____ Material provided

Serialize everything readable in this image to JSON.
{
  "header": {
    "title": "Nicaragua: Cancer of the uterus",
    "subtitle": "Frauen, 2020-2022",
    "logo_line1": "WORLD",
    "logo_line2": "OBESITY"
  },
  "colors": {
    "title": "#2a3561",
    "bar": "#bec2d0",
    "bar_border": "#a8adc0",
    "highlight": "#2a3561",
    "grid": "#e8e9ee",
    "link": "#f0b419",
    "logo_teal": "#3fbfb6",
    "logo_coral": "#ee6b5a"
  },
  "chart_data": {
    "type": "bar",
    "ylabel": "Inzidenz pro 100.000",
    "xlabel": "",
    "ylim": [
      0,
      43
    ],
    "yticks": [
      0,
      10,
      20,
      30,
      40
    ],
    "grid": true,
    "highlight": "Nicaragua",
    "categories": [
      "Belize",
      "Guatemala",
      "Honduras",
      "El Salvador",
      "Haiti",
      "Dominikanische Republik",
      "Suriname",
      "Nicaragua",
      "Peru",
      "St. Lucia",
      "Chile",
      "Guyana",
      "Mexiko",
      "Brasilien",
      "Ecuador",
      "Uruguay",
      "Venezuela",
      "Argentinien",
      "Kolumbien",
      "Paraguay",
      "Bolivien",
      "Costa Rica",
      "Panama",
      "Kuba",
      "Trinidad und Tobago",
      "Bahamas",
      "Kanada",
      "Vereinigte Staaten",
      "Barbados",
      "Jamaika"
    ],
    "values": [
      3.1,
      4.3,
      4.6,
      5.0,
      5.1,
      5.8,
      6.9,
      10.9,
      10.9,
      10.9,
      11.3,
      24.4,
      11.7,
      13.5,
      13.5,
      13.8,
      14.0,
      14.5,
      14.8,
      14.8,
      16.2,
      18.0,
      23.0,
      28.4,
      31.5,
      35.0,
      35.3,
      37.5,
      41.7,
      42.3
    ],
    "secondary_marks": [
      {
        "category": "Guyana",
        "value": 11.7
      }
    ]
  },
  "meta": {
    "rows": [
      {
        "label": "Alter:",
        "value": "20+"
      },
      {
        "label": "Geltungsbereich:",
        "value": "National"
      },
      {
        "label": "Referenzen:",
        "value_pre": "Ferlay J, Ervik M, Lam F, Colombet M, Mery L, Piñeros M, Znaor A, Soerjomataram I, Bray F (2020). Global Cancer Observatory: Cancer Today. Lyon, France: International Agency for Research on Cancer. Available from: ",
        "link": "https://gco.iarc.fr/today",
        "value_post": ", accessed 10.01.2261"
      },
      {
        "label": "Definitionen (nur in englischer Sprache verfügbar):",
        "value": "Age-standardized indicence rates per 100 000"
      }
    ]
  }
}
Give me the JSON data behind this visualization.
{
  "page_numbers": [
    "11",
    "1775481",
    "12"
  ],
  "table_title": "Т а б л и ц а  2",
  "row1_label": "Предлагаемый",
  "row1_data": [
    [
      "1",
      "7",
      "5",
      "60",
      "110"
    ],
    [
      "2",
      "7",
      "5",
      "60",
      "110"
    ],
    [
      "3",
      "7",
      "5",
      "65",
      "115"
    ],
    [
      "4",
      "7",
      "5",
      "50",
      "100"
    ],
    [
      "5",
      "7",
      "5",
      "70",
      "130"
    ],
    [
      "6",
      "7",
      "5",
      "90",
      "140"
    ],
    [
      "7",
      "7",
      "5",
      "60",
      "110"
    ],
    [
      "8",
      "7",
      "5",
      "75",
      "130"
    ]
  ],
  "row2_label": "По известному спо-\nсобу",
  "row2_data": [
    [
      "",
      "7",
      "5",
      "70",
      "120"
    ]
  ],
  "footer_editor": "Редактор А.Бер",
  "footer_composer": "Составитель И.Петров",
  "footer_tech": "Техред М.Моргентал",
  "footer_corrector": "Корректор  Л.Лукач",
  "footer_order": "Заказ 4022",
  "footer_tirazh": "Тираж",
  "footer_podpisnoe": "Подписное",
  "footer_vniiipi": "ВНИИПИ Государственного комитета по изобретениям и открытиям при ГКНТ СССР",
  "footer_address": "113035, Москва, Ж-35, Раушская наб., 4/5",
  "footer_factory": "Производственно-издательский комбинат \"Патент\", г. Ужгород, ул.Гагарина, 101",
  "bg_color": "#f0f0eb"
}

________

*Description of the task*: Your task is to output all of the data above word for word.

*Problem solution*:
Serialize everything readable in this image to JSON.
{
  "header": {
    "title": "Nicaragua: Cancer of the uterus",
    "subtitle": "Frauen, 2020-2022",
    "logo_line1": "WORLD",
    "logo_line2": "OBESITY"
  },
  "colors": {
    "title": "#2a3561",
    "bar": "#bec2d0",
    "bar_border": "#a8adc0",
    "highlight": "#2a3561",
    "grid": "#e8e9ee",
    "link": "#f0b419",
    "logo_teal": "#3fbfb6",
    "logo_coral": "#ee6b5a"
  },
  "chart_data": {
    "type": "bar",
    "ylabel": "Inzidenz pro 100.000",
    "xlabel": "",
    "ylim": [
      0,
      43
    ],
    "yticks": [
      0,
      10,
      20,
      30,
      40
    ],
    "grid": true,
    "highlight": "Nicaragua",
    "categories": [
      "Belize",
      "Guatemala",
      "Honduras",
      "El Salvador",
      "Haiti",
      "Dominikanische Republik",
      "Suriname",
      "Nicaragua",
      "Peru",
      "St. Lucia",
      "Chile",
      "Guyana",
      "Mexiko",
      "Brasilien",
      "Ecuador",
      "Uruguay",
      "Venezuela",
      "Argentinien",
      "Kolumbien",
      "Paraguay",
      "Bolivien",
      "Costa Rica",
      "Panama",
      "Kuba",
      "Trinidad und Tobago",
      "Bahamas",
      "Kanada",
      "Vereinigte Staaten",
      "Barbados",
      "Jamaika"
    ],
    "values": [
      3.1,
      4.3,
      4.6,
      5.0,
      5.1,
      5.8,
      6.9,
      10.9,
      10.9,
      10.9,
      11.3,
      24.4,
      11.7,
      13.5,
      13.5,
      13.8,
      14.0,
      14.5,
      14.8,
      14.8,
      16.2,
      18.0,
      23.0,
      28.4,
      31.5,
      35.0,
      35.3,
      37.5,
      41.7,
      42.3
    ],
    "secondary_marks": [
      {
        "category": "Guyana",
        "value": 11.7
      }
    ]
  },
  "meta": {
    "rows": [
      {
        "label": "Alter:",
        "value": "20+"
      },
      {
        "label": "Geltungsbereich:",
        "value": "National"
      },
      {
        "label": "Referenzen:",
        "value_pre": "Ferlay J, Ervik M, Lam F, Colombet M, Mery L, Piñeros M, Znaor A, Soerjomataram I, Bray F (2020). Global Cancer Observatory: Cancer Today. Lyon, France: International Agency for Research on Cancer. Available from: ",
        "link": "https://gco.iarc.fr/today",
        "value_post": ", accessed 10.01.2261"
      },
      {
        "label": "Definitionen (nur in englischer Sprache verfügbar):",
        "value": "Age-standardized indicence rates per 100 000"
      }
    ]
  }
}
Give me the JSON data behind this visualization.
{
  "page_numbers": [
    "11",
    "1775481",
    "12"
  ],
  "table_title": "Т а б л и ц а  2",
  "row1_label": "Предлагаемый",
  "row1_data": [
    [
      "1",
      "7",
      "5",
      "60",
      "110"
    ],
    [
      "2",
      "7",
      "5",
      "60",
      "110"
    ],
    [
      "3",
      "7",
      "5",
      "65",
      "115"
    ],
    [
      "4",
      "7",
      "5",
      "50",
      "100"
    ],
    [
      "5",
      "7",
      "5",
      "70",
      "130"
    ],
    [
      "6",
      "7",
      "5",
      "90",
      "140"
    ],
    [
      "7",
      "7",
      "5",
      "60",
      "110"
    ],
    [
      "8",
      "7",
      "5",
      "75",
      "130"
    ]
  ],
  "row2_label": "По известному спо-\nсобу",
  "row2_data": [
    [
      "",
      "7",
      "5",
      "70",
      "120"
    ]
  ],
  "footer_editor": "Редактор А.Бер",
  "footer_composer": "Составитель И.Петров",
  "footer_tech": "Техред М.Моргентал",
  "footer_corrector": "Корректор  Л.Лукач",
  "footer_order": "Заказ 4022",
  "footer_tirazh": "Тираж",
  "footer_podpisnoe": "Подписное",
  "footer_vniiipi": "ВНИИПИ Государственного комитета по изобретениям и открытиям при ГКНТ СССР",
  "footer_address": "113035, Москва, Ж-35, Раушская наб., 4/5",
  "footer_factory": "Производственно-издательский комбинат \"Патент\", г. Ужгород, ул.Гагарина, 101",
  "bg_color": "#f0f0eb"
}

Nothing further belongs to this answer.